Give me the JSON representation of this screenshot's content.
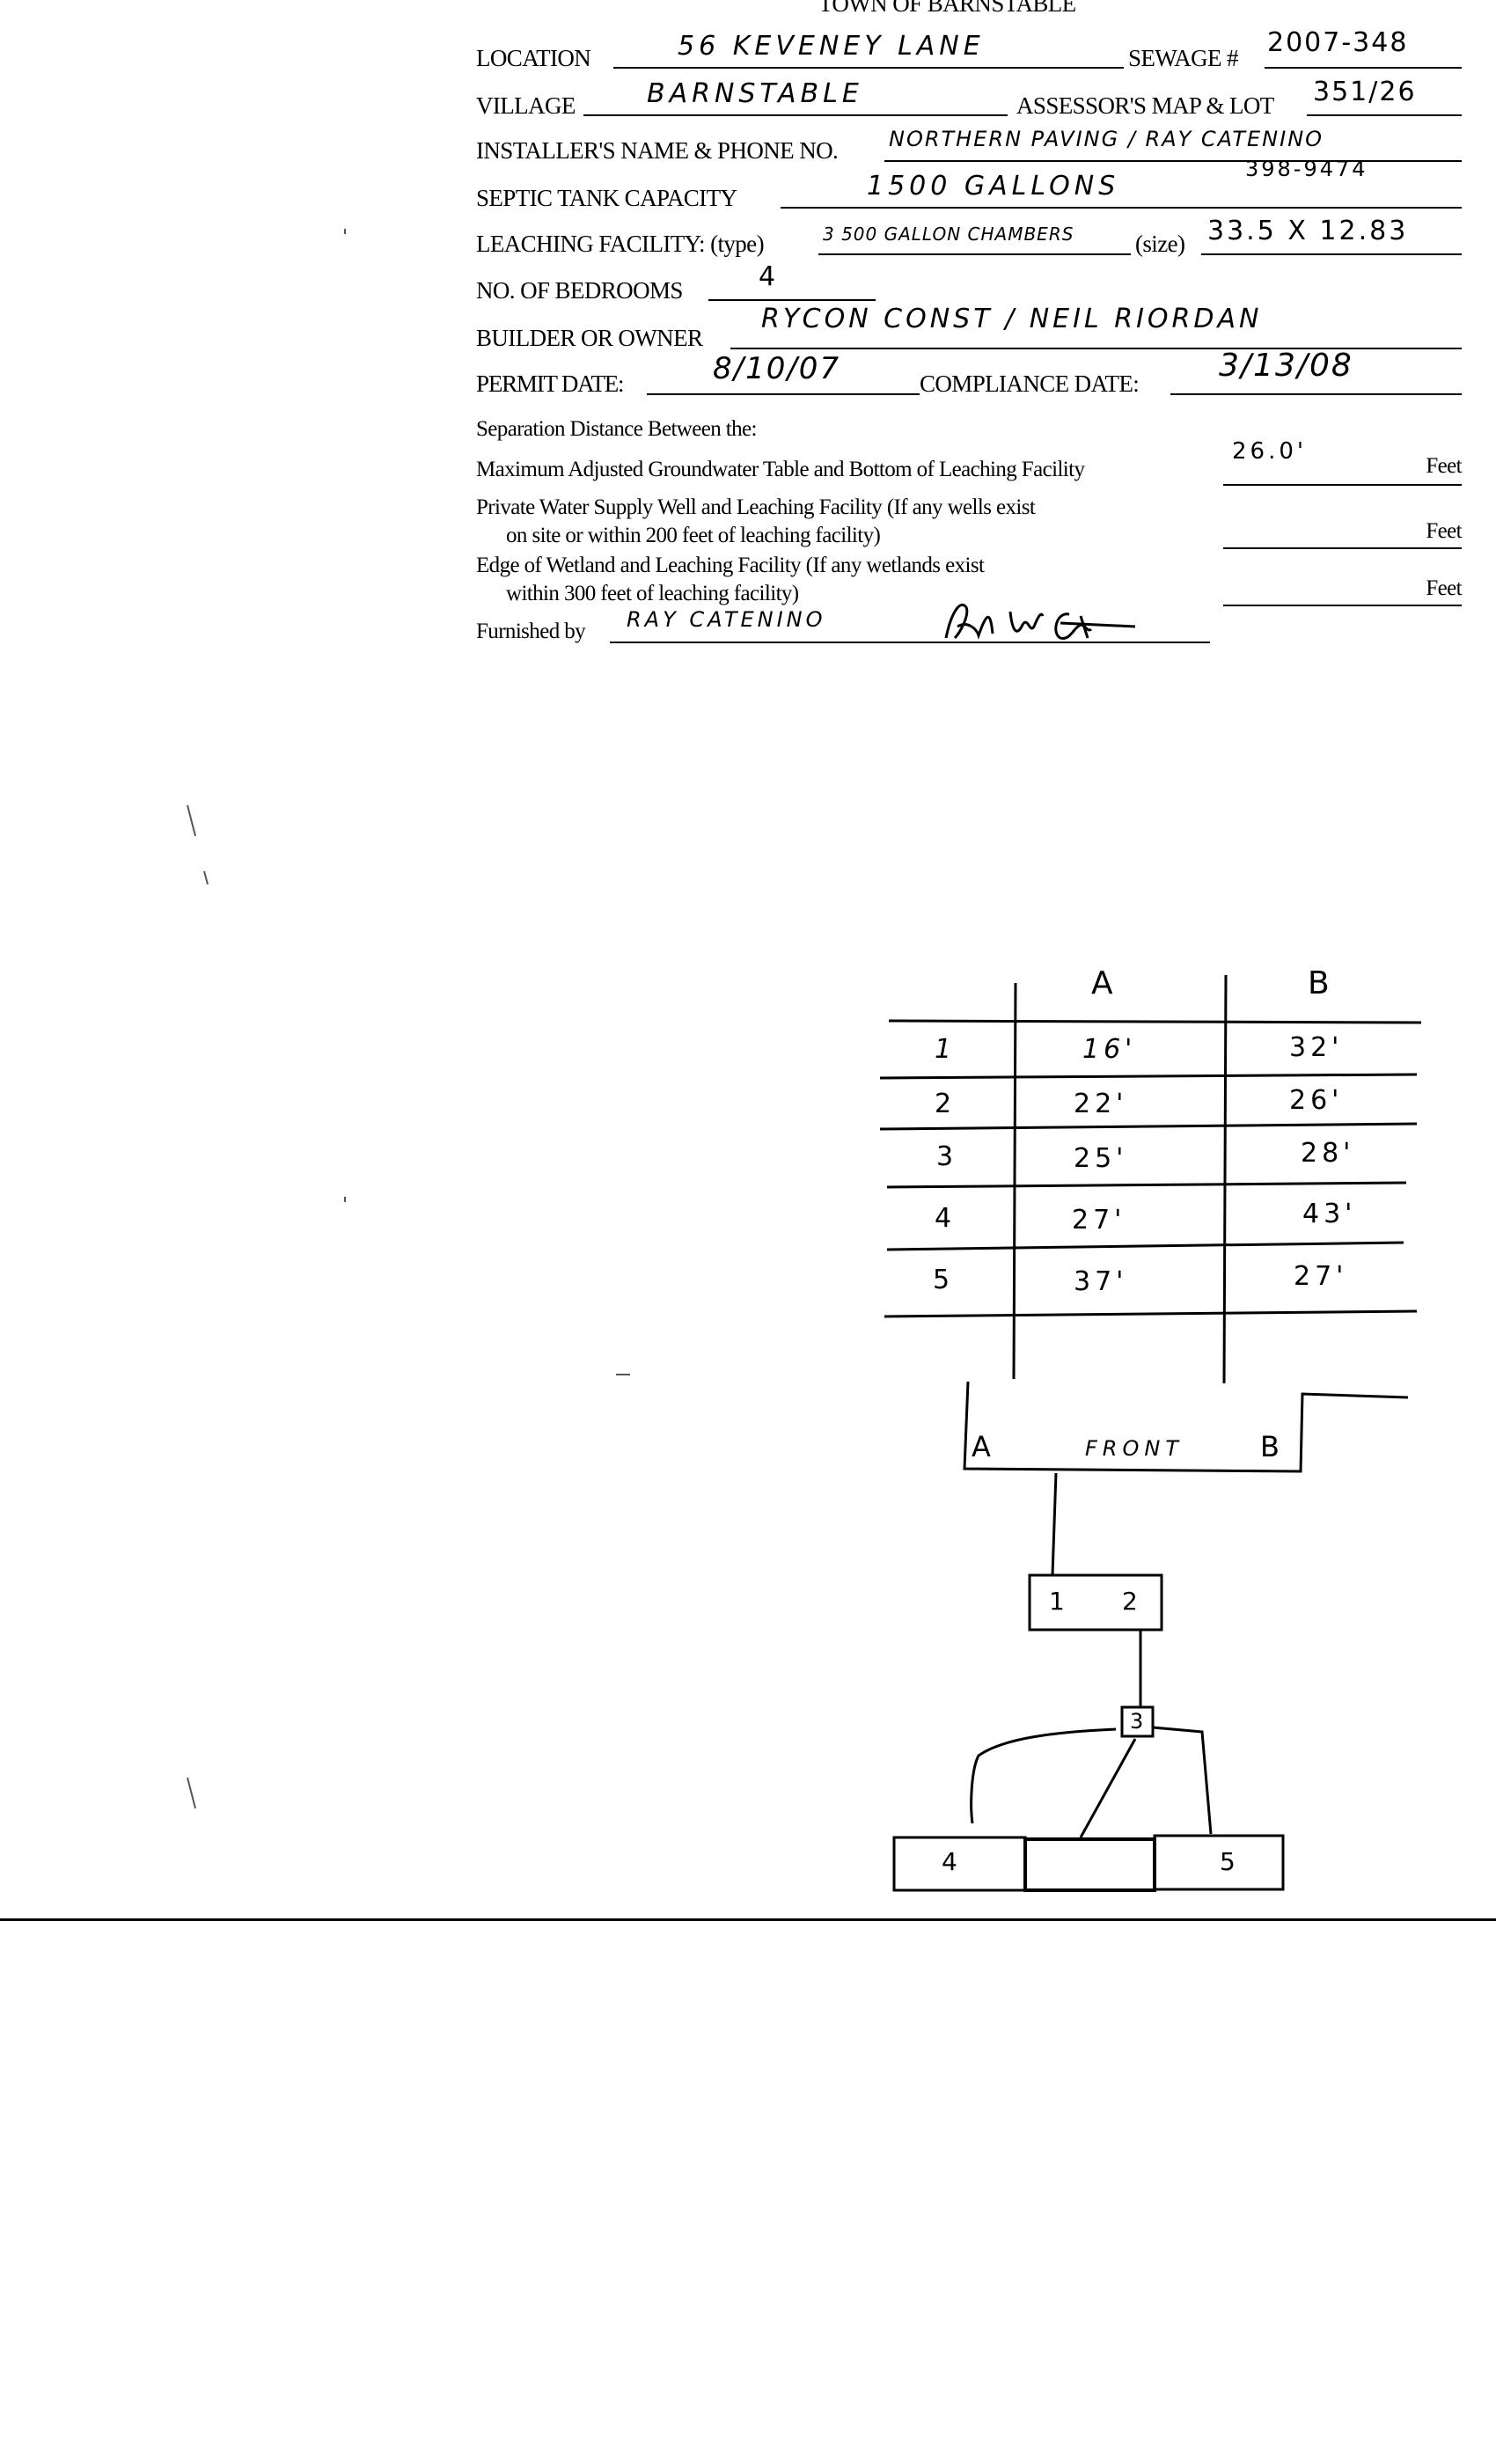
{
  "form": {
    "title": "TOWN OF BARNSTABLE",
    "location_label": "LOCATION",
    "location": "56 Keveney Lane",
    "sewage_label": "SEWAGE #",
    "sewage": "2007-348",
    "village_label": "VILLAGE",
    "village": "Barnstable",
    "map_lot_label": "ASSESSOR'S MAP & LOT",
    "map_lot": "351/26",
    "installer_label": "INSTALLER'S NAME & PHONE NO.",
    "installer": "Northern Paving / Ray Catenino",
    "installer_phone": "398-9474",
    "tank_label": "SEPTIC TANK CAPACITY",
    "tank": "1500 Gallons",
    "leaching_type_label": "LEACHING FACILITY: (type)",
    "leaching_type": "3 500 Gallon Chambers",
    "size_label": "(size)",
    "size": "33.5 x 12.83",
    "bedrooms_label": "NO. OF BEDROOMS",
    "bedrooms": "4",
    "builder_label": "BUILDER OR OWNER",
    "builder": "Rycon Const / Neil Riordan",
    "permit_date_label": "PERMIT DATE:",
    "permit_date": "8/10/07",
    "compliance_date_label": "COMPLIANCE DATE:",
    "compliance_date": "3/13/08"
  },
  "separation": {
    "heading": "Separation Distance Between the:",
    "groundwater_label": "Maximum Adjusted Groundwater Table and Bottom of Leaching Facility",
    "groundwater_value": "26.0'",
    "well_label_1": "Private Water Supply Well and Leaching Facility  (If any wells exist",
    "well_label_2": "on site or within 200 feet of leaching facility)",
    "wetland_label_1": "Edge of Wetland and Leaching Facility (If any wetlands exist",
    "wetland_label_2": "within 300 feet of leaching facility)",
    "unit": "Feet",
    "furnished_label": "Furnished by",
    "furnished_by": "Ray Catenino"
  },
  "ties_table": {
    "headers": [
      "A",
      "B"
    ],
    "rows": [
      {
        "id": "1",
        "a": "16'",
        "b": "32'"
      },
      {
        "id": "2",
        "a": "22'",
        "b": "26'"
      },
      {
        "id": "3",
        "a": "25'",
        "b": "28'"
      },
      {
        "id": "4",
        "a": "27'",
        "b": "43'"
      },
      {
        "id": "5",
        "a": "37'",
        "b": "27'"
      }
    ]
  },
  "diagram": {
    "corner_a": "A",
    "front": "Front",
    "corner_b": "B",
    "tank_1": "1",
    "tank_2": "2",
    "box_3": "3",
    "chamber_4": "4",
    "chamber_5": "5"
  }
}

=======

Restate the whole listing above exactly, please, omitting every image.

Give me the JSON representation of this screenshot's content.
{
  "form": {
    "title": "TOWN OF BARNSTABLE",
    "location_label": "LOCATION",
    "location": "56 Keveney Lane",
    "sewage_label": "SEWAGE #",
    "sewage": "2007-348",
    "village_label": "VILLAGE",
    "village": "Barnstable",
    "map_lot_label": "ASSESSOR'S MAP & LOT",
    "map_lot": "351/26",
    "installer_label": "INSTALLER'S NAME & PHONE NO.",
    "installer": "Northern Paving / Ray Catenino",
    "installer_phone": "398-9474",
    "tank_label": "SEPTIC TANK CAPACITY",
    "tank": "1500 Gallons",
    "leaching_type_label": "LEACHING FACILITY: (type)",
    "leaching_type": "3 500 Gallon Chambers",
    "size_label": "(size)",
    "size": "33.5 x 12.83",
    "bedrooms_label": "NO. OF BEDROOMS",
    "bedrooms": "4",
    "builder_label": "BUILDER OR OWNER",
    "builder": "Rycon Const / Neil Riordan",
    "permit_date_label": "PERMIT DATE:",
    "permit_date": "8/10/07",
    "compliance_date_label": "COMPLIANCE DATE:",
    "compliance_date": "3/13/08"
  },
  "separation": {
    "heading": "Separation Distance Between the:",
    "groundwater_label": "Maximum Adjusted Groundwater Table and Bottom of Leaching Facility",
    "groundwater_value": "26.0'",
    "well_label_1": "Private Water Supply Well and Leaching Facility  (If any wells exist",
    "well_label_2": "on site or within 200 feet of leaching facility)",
    "wetland_label_1": "Edge of Wetland and Leaching Facility (If any wetlands exist",
    "wetland_label_2": "within 300 feet of leaching facility)",
    "unit": "Feet",
    "furnished_label": "Furnished by",
    "furnished_by": "Ray Catenino"
  },
  "ties_table": {
    "headers": [
      "A",
      "B"
    ],
    "rows": [
      {
        "id": "1",
        "a": "16'",
        "b": "32'"
      },
      {
        "id": "2",
        "a": "22'",
        "b": "26'"
      },
      {
        "id": "3",
        "a": "25'",
        "b": "28'"
      },
      {
        "id": "4",
        "a": "27'",
        "b": "43'"
      },
      {
        "id": "5",
        "a": "37'",
        "b": "27'"
      }
    ]
  },
  "diagram": {
    "corner_a": "A",
    "front": "Front",
    "corner_b": "B",
    "tank_1": "1",
    "tank_2": "2",
    "box_3": "3",
    "chamber_4": "4",
    "chamber_5": "5"
  }
}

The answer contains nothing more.